-- start of Data section --

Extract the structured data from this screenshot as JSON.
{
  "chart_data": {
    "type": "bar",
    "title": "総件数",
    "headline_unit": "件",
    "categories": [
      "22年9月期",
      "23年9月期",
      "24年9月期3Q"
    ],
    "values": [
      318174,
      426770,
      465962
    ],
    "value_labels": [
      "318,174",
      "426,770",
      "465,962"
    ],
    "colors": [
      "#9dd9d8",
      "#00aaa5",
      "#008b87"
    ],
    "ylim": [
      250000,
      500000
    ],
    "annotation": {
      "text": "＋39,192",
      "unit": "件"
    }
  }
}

-- end of Data section --

Direction>
Restate all of the entries exactly, please.

Expected answer>
Extract the structured data from this screenshot as JSON.
{
  "chart_data": {
    "type": "bar",
    "title": "総件数",
    "headline_unit": "件",
    "categories": [
      "22年9月期",
      "23年9月期",
      "24年9月期3Q"
    ],
    "values": [
      318174,
      426770,
      465962
    ],
    "value_labels": [
      "318,174",
      "426,770",
      "465,962"
    ],
    "colors": [
      "#9dd9d8",
      "#00aaa5",
      "#008b87"
    ],
    "ylim": [
      250000,
      500000
    ],
    "annotation": {
      "text": "＋39,192",
      "unit": "件"
    }
  }
}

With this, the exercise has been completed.